EXERCISE REQUIREMENTS: Tally every line of the material that includes "Pictures", then give the tally and nothing else.

# # # # # # #

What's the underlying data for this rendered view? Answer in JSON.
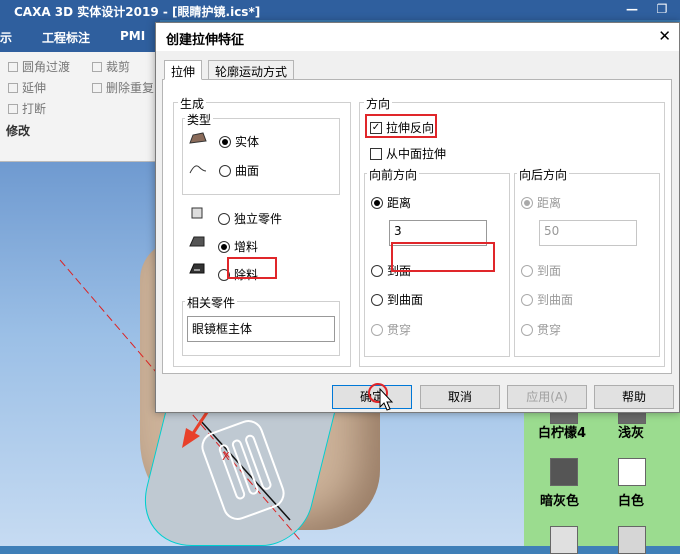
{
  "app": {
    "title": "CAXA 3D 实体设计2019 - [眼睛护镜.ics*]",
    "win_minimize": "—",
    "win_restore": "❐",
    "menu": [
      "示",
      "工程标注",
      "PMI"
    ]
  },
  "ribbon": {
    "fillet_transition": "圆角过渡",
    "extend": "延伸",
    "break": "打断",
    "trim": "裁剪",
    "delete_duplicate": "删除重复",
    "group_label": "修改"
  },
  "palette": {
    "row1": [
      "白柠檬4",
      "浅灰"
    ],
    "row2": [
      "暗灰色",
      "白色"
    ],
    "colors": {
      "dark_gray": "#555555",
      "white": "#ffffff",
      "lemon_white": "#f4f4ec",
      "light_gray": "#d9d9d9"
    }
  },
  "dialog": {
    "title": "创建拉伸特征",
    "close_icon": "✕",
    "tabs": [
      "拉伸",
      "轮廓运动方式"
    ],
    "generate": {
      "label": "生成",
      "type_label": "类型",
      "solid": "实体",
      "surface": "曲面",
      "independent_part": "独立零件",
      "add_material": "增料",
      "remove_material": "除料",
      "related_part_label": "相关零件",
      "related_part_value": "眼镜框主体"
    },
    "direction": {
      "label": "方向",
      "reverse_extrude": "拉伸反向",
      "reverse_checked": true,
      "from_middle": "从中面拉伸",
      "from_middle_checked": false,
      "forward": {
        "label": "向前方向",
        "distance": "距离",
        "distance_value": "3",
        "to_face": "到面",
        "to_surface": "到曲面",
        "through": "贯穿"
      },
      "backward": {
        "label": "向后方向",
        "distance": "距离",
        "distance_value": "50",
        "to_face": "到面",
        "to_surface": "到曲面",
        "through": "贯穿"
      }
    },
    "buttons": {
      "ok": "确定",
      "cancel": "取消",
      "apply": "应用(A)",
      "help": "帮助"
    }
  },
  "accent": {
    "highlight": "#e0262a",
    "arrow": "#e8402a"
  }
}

# # # # # # #

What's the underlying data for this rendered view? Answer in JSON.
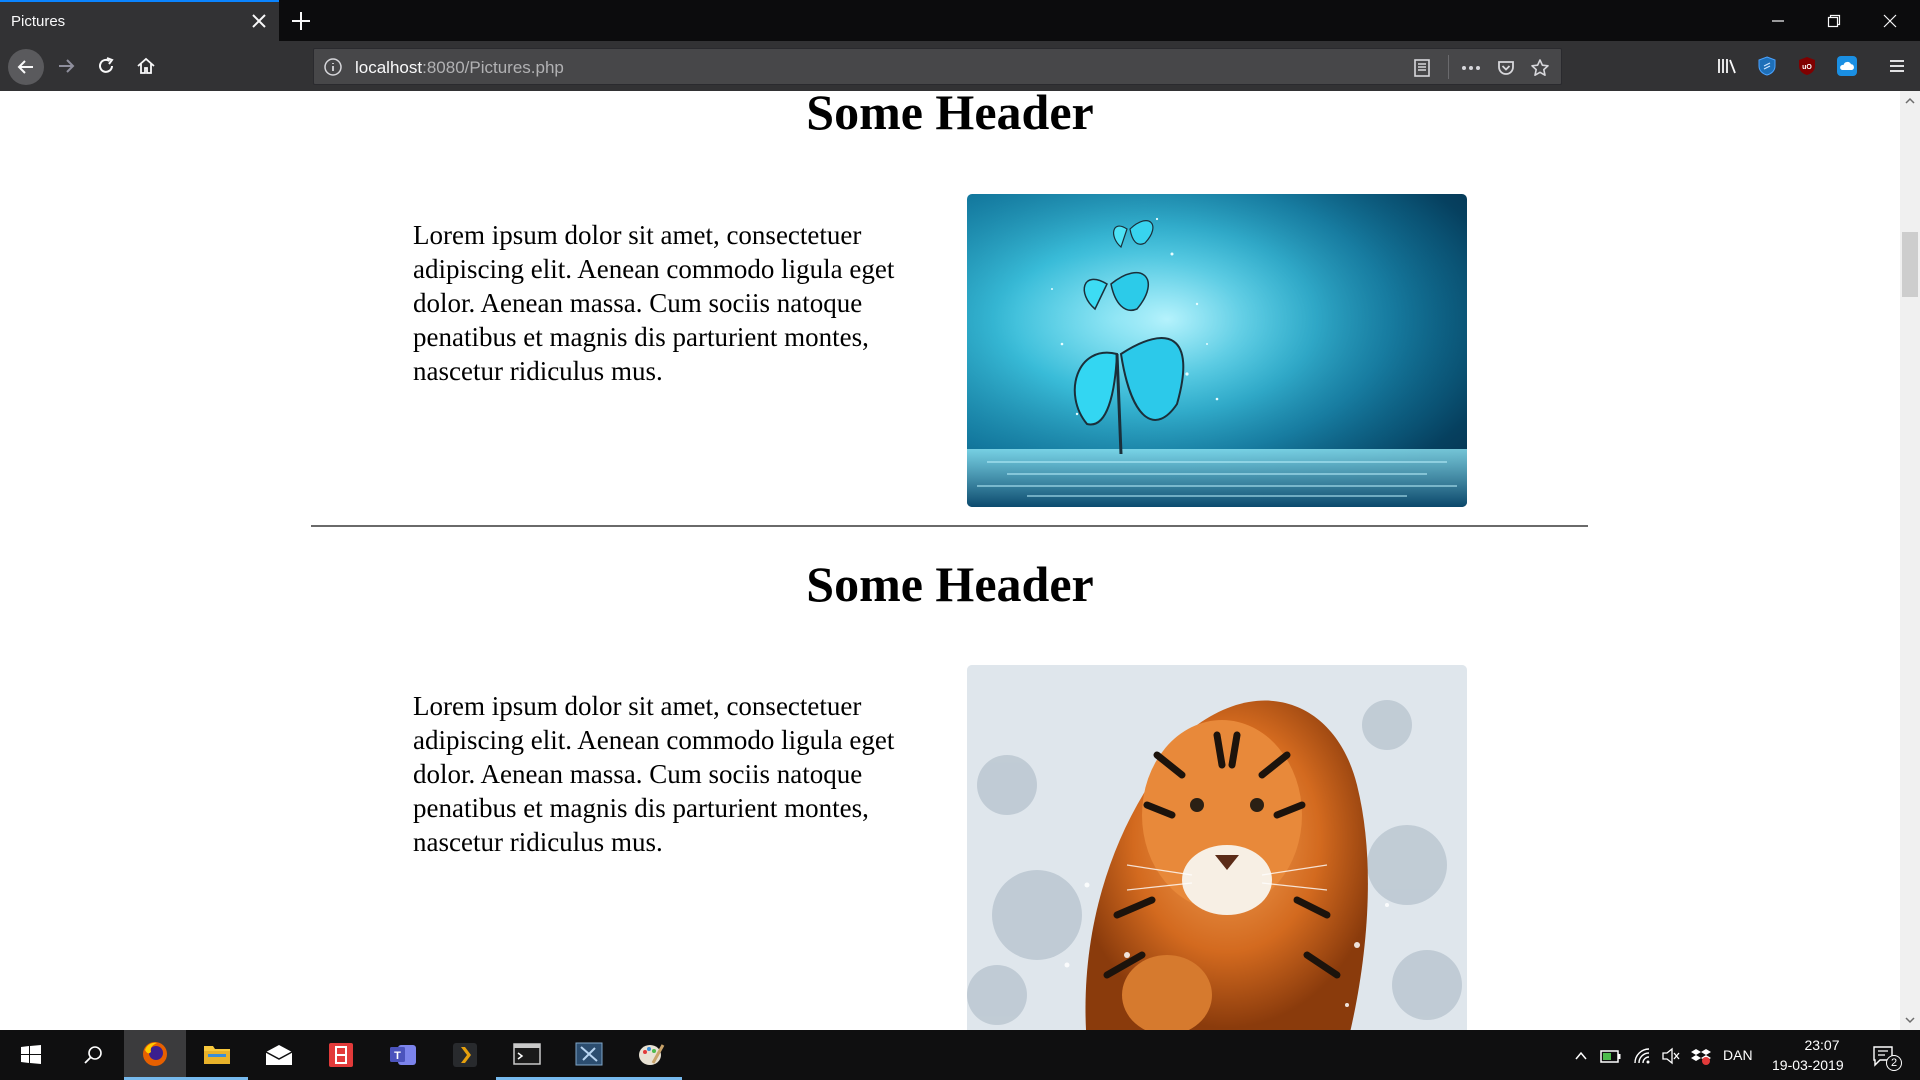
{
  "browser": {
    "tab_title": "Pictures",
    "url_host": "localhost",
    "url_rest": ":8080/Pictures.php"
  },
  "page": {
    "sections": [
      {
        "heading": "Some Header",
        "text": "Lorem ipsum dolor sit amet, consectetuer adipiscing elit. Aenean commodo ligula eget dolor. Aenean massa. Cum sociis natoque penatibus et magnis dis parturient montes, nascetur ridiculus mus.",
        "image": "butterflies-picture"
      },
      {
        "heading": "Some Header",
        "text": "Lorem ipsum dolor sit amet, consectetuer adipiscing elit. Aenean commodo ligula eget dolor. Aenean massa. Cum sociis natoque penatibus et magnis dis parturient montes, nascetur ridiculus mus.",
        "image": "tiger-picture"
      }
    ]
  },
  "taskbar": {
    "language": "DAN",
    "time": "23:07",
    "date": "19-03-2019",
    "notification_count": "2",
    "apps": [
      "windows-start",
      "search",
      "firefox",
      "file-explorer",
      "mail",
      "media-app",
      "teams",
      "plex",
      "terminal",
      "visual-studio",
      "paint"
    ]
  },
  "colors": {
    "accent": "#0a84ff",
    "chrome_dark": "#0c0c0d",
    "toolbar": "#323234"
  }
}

# # # # # # #

OUTPUT: 2